-- start of Given information --
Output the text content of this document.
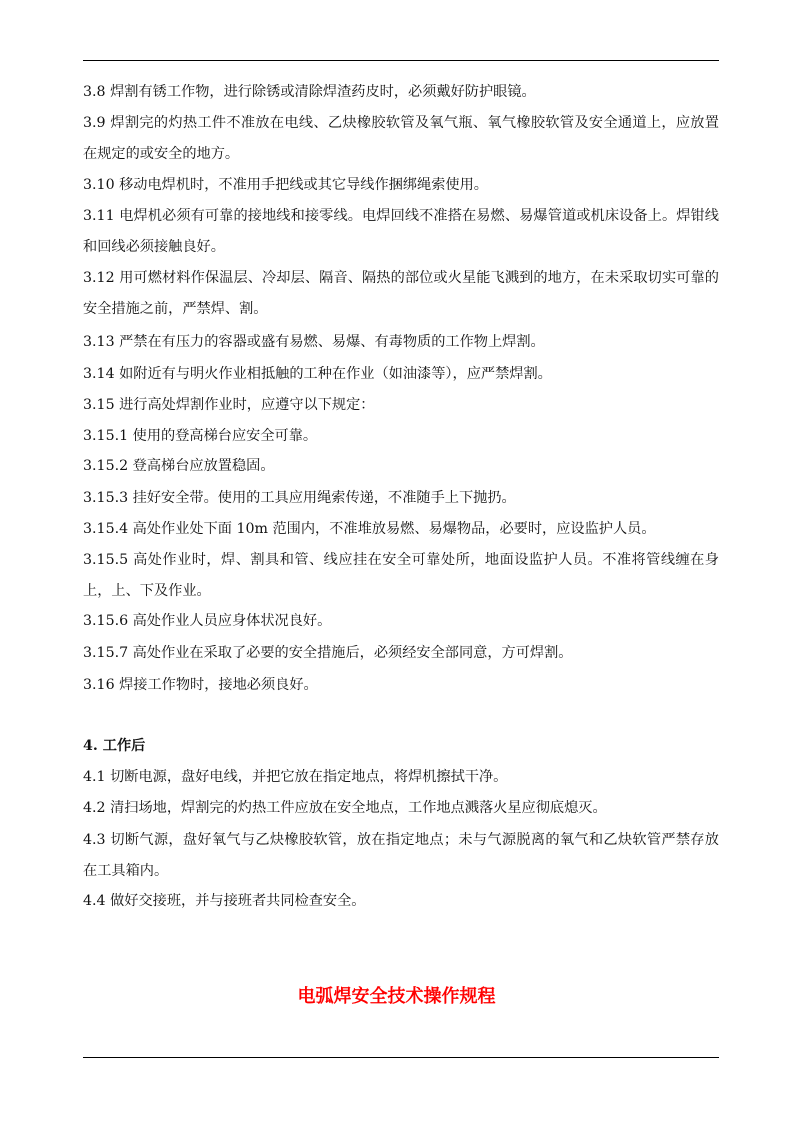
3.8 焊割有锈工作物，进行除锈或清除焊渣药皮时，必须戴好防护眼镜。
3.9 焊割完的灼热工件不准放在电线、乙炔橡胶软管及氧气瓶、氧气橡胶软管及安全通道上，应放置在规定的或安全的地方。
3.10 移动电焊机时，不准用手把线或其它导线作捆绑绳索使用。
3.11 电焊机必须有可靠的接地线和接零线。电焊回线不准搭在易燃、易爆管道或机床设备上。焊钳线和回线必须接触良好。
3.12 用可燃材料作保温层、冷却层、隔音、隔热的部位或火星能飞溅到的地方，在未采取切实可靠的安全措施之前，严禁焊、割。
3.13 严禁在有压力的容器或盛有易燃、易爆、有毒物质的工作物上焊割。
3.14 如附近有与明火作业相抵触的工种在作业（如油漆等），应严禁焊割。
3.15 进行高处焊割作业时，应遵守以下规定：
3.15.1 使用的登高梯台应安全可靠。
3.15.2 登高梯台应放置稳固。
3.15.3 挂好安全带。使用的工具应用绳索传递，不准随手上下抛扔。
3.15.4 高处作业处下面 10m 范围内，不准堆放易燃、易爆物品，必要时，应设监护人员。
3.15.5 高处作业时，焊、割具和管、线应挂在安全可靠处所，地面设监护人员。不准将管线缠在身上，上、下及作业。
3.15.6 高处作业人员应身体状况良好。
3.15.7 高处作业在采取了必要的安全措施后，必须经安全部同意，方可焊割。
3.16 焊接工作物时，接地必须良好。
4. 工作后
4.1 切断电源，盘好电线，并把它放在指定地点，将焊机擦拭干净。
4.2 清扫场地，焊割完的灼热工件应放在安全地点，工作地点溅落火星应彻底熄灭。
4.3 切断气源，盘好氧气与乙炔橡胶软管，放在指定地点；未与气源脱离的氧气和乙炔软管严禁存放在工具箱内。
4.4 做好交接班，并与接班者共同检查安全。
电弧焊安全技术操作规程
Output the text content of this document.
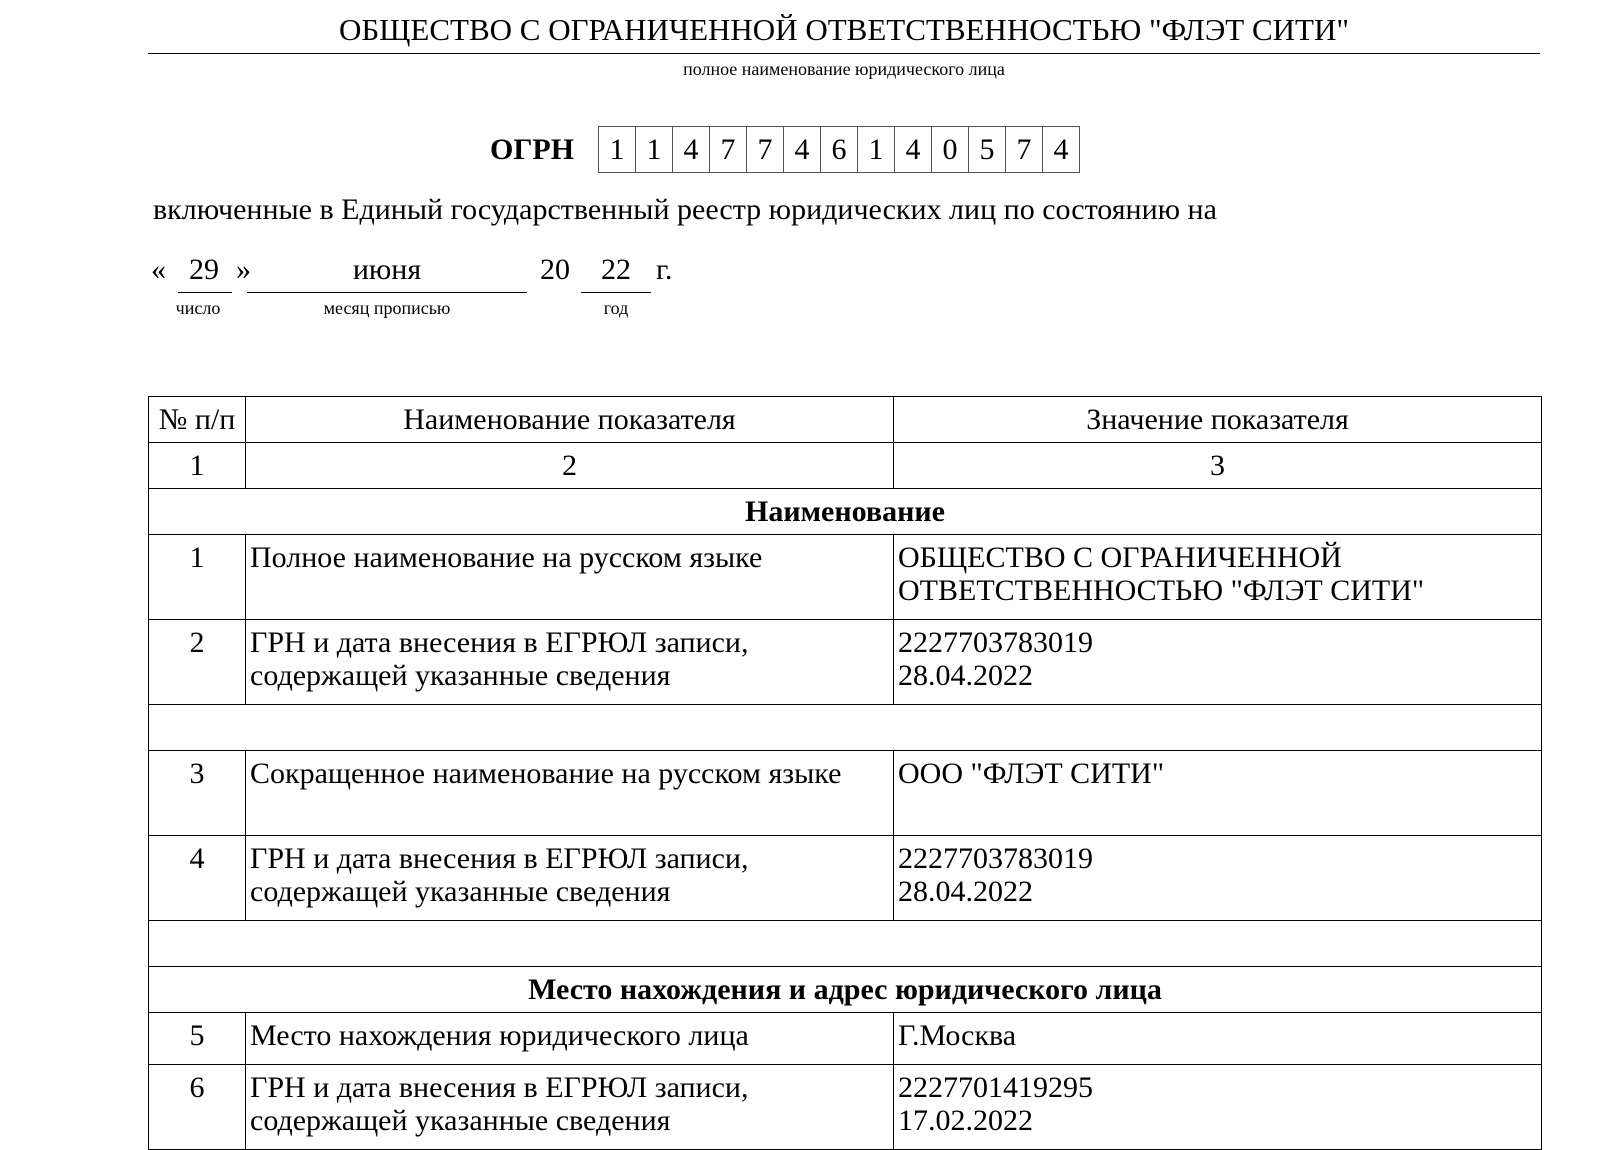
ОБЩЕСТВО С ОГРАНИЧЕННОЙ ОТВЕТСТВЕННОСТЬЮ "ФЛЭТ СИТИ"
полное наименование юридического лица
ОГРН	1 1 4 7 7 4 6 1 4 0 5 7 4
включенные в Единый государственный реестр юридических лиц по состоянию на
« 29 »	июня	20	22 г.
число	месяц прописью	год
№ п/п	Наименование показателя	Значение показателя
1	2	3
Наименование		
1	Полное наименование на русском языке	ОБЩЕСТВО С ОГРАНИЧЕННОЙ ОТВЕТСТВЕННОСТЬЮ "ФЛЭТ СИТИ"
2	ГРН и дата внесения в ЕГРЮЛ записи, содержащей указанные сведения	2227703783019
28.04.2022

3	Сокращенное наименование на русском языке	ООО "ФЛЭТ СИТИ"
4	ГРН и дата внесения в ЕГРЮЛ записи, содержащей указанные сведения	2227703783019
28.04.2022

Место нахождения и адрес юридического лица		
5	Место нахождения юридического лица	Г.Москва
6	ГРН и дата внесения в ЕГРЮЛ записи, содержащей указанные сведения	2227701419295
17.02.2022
-- end of Given information --
* [To be done]: Show every line from the entries above in which the word "юридического" appears.

* [Right answer]:
полное наименование юридического лица
Место нахождения и адрес юридического лица		
5	Место нахождения юридического лица	Г.Москва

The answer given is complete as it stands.